* _WHAT TO WORK ON_
Make an exact copy of the listing below.

-- Start --

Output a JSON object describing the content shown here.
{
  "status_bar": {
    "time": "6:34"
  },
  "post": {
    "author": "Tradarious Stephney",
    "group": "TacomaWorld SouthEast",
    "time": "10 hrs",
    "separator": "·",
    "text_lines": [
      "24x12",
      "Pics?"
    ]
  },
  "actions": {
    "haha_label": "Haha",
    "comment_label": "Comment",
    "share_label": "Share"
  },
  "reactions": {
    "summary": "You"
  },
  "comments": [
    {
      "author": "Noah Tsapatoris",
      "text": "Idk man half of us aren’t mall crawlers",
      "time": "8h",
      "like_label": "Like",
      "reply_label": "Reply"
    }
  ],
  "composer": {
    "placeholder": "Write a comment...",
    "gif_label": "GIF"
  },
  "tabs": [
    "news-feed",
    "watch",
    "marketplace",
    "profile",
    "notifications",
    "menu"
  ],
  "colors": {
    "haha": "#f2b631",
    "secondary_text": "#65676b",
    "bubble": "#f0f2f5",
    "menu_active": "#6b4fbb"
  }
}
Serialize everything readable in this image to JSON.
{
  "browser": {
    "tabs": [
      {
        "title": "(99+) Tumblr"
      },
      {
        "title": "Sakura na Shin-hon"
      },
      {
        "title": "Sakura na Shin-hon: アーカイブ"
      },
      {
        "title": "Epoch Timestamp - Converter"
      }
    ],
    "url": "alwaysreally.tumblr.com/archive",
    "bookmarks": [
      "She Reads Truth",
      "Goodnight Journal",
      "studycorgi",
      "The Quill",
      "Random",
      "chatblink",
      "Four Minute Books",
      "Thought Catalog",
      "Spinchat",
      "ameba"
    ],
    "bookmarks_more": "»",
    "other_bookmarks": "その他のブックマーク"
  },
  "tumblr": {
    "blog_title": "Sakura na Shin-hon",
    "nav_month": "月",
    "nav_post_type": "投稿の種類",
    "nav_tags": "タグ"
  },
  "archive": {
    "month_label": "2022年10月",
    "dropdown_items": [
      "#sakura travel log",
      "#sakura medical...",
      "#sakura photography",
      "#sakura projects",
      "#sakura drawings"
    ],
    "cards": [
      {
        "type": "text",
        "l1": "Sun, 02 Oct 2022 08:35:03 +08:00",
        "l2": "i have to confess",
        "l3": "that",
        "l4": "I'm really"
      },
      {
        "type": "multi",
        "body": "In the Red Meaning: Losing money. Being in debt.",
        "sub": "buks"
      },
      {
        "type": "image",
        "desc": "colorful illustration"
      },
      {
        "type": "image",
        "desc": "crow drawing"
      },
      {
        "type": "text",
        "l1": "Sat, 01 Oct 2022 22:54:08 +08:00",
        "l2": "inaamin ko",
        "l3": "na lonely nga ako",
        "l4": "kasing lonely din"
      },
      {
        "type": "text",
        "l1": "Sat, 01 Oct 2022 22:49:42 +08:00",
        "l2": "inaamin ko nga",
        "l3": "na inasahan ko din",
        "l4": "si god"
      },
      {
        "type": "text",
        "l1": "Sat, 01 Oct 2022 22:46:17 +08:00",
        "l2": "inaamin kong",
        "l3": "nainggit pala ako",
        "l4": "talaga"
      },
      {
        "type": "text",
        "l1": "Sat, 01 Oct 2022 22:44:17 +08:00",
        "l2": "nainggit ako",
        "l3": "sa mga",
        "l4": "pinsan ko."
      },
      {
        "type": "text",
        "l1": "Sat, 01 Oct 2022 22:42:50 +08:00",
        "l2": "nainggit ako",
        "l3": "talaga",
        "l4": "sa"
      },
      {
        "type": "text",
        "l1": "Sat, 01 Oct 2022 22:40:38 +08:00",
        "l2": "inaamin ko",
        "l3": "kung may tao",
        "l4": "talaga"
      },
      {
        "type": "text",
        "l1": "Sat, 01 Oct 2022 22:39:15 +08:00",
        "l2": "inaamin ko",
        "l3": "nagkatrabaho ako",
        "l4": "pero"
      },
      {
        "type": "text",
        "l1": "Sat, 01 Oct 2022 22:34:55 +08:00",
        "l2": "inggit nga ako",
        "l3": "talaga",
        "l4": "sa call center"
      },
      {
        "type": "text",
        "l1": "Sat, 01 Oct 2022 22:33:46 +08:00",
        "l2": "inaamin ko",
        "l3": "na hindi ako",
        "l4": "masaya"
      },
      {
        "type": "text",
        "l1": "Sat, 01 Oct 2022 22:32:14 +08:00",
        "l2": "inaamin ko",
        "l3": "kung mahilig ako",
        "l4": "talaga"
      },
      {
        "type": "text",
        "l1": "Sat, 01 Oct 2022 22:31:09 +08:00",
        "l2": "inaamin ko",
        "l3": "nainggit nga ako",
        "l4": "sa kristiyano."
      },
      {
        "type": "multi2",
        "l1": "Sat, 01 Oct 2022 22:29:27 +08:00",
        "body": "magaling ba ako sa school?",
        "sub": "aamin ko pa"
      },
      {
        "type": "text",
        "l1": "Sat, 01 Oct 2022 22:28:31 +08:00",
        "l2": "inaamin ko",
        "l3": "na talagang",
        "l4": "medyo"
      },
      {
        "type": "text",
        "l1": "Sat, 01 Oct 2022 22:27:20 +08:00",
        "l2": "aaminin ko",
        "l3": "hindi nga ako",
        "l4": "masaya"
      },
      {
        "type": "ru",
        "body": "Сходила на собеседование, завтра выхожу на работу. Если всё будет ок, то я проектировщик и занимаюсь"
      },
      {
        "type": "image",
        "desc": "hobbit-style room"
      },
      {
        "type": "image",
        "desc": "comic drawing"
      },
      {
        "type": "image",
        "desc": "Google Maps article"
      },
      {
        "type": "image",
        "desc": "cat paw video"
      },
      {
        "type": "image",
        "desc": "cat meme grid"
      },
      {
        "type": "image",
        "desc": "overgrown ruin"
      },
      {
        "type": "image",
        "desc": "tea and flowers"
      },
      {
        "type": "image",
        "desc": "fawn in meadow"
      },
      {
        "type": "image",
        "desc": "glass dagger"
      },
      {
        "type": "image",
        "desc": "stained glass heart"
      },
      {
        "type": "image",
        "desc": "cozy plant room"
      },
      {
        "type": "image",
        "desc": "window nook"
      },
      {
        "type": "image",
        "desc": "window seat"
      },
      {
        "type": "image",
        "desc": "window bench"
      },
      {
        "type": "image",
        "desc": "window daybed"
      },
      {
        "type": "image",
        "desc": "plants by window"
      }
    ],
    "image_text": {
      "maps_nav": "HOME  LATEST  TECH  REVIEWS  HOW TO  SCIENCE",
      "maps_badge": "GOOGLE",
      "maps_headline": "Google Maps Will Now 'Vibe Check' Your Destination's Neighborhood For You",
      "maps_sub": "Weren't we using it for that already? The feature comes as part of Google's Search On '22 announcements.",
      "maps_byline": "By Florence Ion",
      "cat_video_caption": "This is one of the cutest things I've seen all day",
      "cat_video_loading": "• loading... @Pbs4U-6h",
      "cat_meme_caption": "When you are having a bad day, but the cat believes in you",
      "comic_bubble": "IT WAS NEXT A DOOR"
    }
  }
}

-- End --

* _TASK RESPONSE_
Output a JSON object describing the content shown here.
{
  "status_bar": {
    "time": "6:34"
  },
  "post": {
    "author": "Tradarious Stephney",
    "group": "TacomaWorld SouthEast",
    "time": "10 hrs",
    "separator": "·",
    "text_lines": [
      "24x12",
      "Pics?"
    ]
  },
  "actions": {
    "haha_label": "Haha",
    "comment_label": "Comment",
    "share_label": "Share"
  },
  "reactions": {
    "summary": "You"
  },
  "comments": [
    {
      "author": "Noah Tsapatoris",
      "text": "Idk man half of us aren’t mall crawlers",
      "time": "8h",
      "like_label": "Like",
      "reply_label": "Reply"
    }
  ],
  "composer": {
    "placeholder": "Write a comment...",
    "gif_label": "GIF"
  },
  "tabs": [
    "news-feed",
    "watch",
    "marketplace",
    "profile",
    "notifications",
    "menu"
  ],
  "colors": {
    "haha": "#f2b631",
    "secondary_text": "#65676b",
    "bubble": "#f0f2f5",
    "menu_active": "#6b4fbb"
  }
}
Serialize everything readable in this image to JSON.
{
  "browser": {
    "tabs": [
      {
        "title": "(99+) Tumblr"
      },
      {
        "title": "Sakura na Shin-hon"
      },
      {
        "title": "Sakura na Shin-hon: アーカイブ"
      },
      {
        "title": "Epoch Timestamp - Converter"
      }
    ],
    "url": "alwaysreally.tumblr.com/archive",
    "bookmarks": [
      "She Reads Truth",
      "Goodnight Journal",
      "studycorgi",
      "The Quill",
      "Random",
      "chatblink",
      "Four Minute Books",
      "Thought Catalog",
      "Spinchat",
      "ameba"
    ],
    "bookmarks_more": "»",
    "other_bookmarks": "その他のブックマーク"
  },
  "tumblr": {
    "blog_title": "Sakura na Shin-hon",
    "nav_month": "月",
    "nav_post_type": "投稿の種類",
    "nav_tags": "タグ"
  },
  "archive": {
    "month_label": "2022年10月",
    "dropdown_items": [
      "#sakura travel log",
      "#sakura medical...",
      "#sakura photography",
      "#sakura projects",
      "#sakura drawings"
    ],
    "cards": [
      {
        "type": "text",
        "l1": "Sun, 02 Oct 2022 08:35:03 +08:00",
        "l2": "i have to confess",
        "l3": "that",
        "l4": "I'm really"
      },
      {
        "type": "multi",
        "body": "In the Red Meaning: Losing money. Being in debt.",
        "sub": "buks"
      },
      {
        "type": "image",
        "desc": "colorful illustration"
      },
      {
        "type": "image",
        "desc": "crow drawing"
      },
      {
        "type": "text",
        "l1": "Sat, 01 Oct 2022 22:54:08 +08:00",
        "l2": "inaamin ko",
        "l3": "na lonely nga ako",
        "l4": "kasing lonely din"
      },
      {
        "type": "text",
        "l1": "Sat, 01 Oct 2022 22:49:42 +08:00",
        "l2": "inaamin ko nga",
        "l3": "na inasahan ko din",
        "l4": "si god"
      },
      {
        "type": "text",
        "l1": "Sat, 01 Oct 2022 22:46:17 +08:00",
        "l2": "inaamin kong",
        "l3": "nainggit pala ako",
        "l4": "talaga"
      },
      {
        "type": "text",
        "l1": "Sat, 01 Oct 2022 22:44:17 +08:00",
        "l2": "nainggit ako",
        "l3": "sa mga",
        "l4": "pinsan ko."
      },
      {
        "type": "text",
        "l1": "Sat, 01 Oct 2022 22:42:50 +08:00",
        "l2": "nainggit ako",
        "l3": "talaga",
        "l4": "sa"
      },
      {
        "type": "text",
        "l1": "Sat, 01 Oct 2022 22:40:38 +08:00",
        "l2": "inaamin ko",
        "l3": "kung may tao",
        "l4": "talaga"
      },
      {
        "type": "text",
        "l1": "Sat, 01 Oct 2022 22:39:15 +08:00",
        "l2": "inaamin ko",
        "l3": "nagkatrabaho ako",
        "l4": "pero"
      },
      {
        "type": "text",
        "l1": "Sat, 01 Oct 2022 22:34:55 +08:00",
        "l2": "inggit nga ako",
        "l3": "talaga",
        "l4": "sa call center"
      },
      {
        "type": "text",
        "l1": "Sat, 01 Oct 2022 22:33:46 +08:00",
        "l2": "inaamin ko",
        "l3": "na hindi ako",
        "l4": "masaya"
      },
      {
        "type": "text",
        "l1": "Sat, 01 Oct 2022 22:32:14 +08:00",
        "l2": "inaamin ko",
        "l3": "kung mahilig ako",
        "l4": "talaga"
      },
      {
        "type": "text",
        "l1": "Sat, 01 Oct 2022 22:31:09 +08:00",
        "l2": "inaamin ko",
        "l3": "nainggit nga ako",
        "l4": "sa kristiyano."
      },
      {
        "type": "multi2",
        "l1": "Sat, 01 Oct 2022 22:29:27 +08:00",
        "body": "magaling ba ako sa school?",
        "sub": "aamin ko pa"
      },
      {
        "type": "text",
        "l1": "Sat, 01 Oct 2022 22:28:31 +08:00",
        "l2": "inaamin ko",
        "l3": "na talagang",
        "l4": "medyo"
      },
      {
        "type": "text",
        "l1": "Sat, 01 Oct 2022 22:27:20 +08:00",
        "l2": "aaminin ko",
        "l3": "hindi nga ako",
        "l4": "masaya"
      },
      {
        "type": "ru",
        "body": "Сходила на собеседование, завтра выхожу на работу. Если всё будет ок, то я проектировщик и занимаюсь"
      },
      {
        "type": "image",
        "desc": "hobbit-style room"
      },
      {
        "type": "image",
        "desc": "comic drawing"
      },
      {
        "type": "image",
        "desc": "Google Maps article"
      },
      {
        "type": "image",
        "desc": "cat paw video"
      },
      {
        "type": "image",
        "desc": "cat meme grid"
      },
      {
        "type": "image",
        "desc": "overgrown ruin"
      },
      {
        "type": "image",
        "desc": "tea and flowers"
      },
      {
        "type": "image",
        "desc": "fawn in meadow"
      },
      {
        "type": "image",
        "desc": "glass dagger"
      },
      {
        "type": "image",
        "desc": "stained glass heart"
      },
      {
        "type": "image",
        "desc": "cozy plant room"
      },
      {
        "type": "image",
        "desc": "window nook"
      },
      {
        "type": "image",
        "desc": "window seat"
      },
      {
        "type": "image",
        "desc": "window bench"
      },
      {
        "type": "image",
        "desc": "window daybed"
      },
      {
        "type": "image",
        "desc": "plants by window"
      }
    ],
    "image_text": {
      "maps_nav": "HOME  LATEST  TECH  REVIEWS  HOW TO  SCIENCE",
      "maps_badge": "GOOGLE",
      "maps_headline": "Google Maps Will Now 'Vibe Check' Your Destination's Neighborhood For You",
      "maps_sub": "Weren't we using it for that already? The feature comes as part of Google's Search On '22 announcements.",
      "maps_byline": "By Florence Ion",
      "cat_video_caption": "This is one of the cutest things I've seen all day",
      "cat_video_loading": "• loading... @Pbs4U-6h",
      "cat_meme_caption": "When you are having a bad day, but the cat believes in you",
      "comic_bubble": "IT WAS NEXT A DOOR"
    }
  }
}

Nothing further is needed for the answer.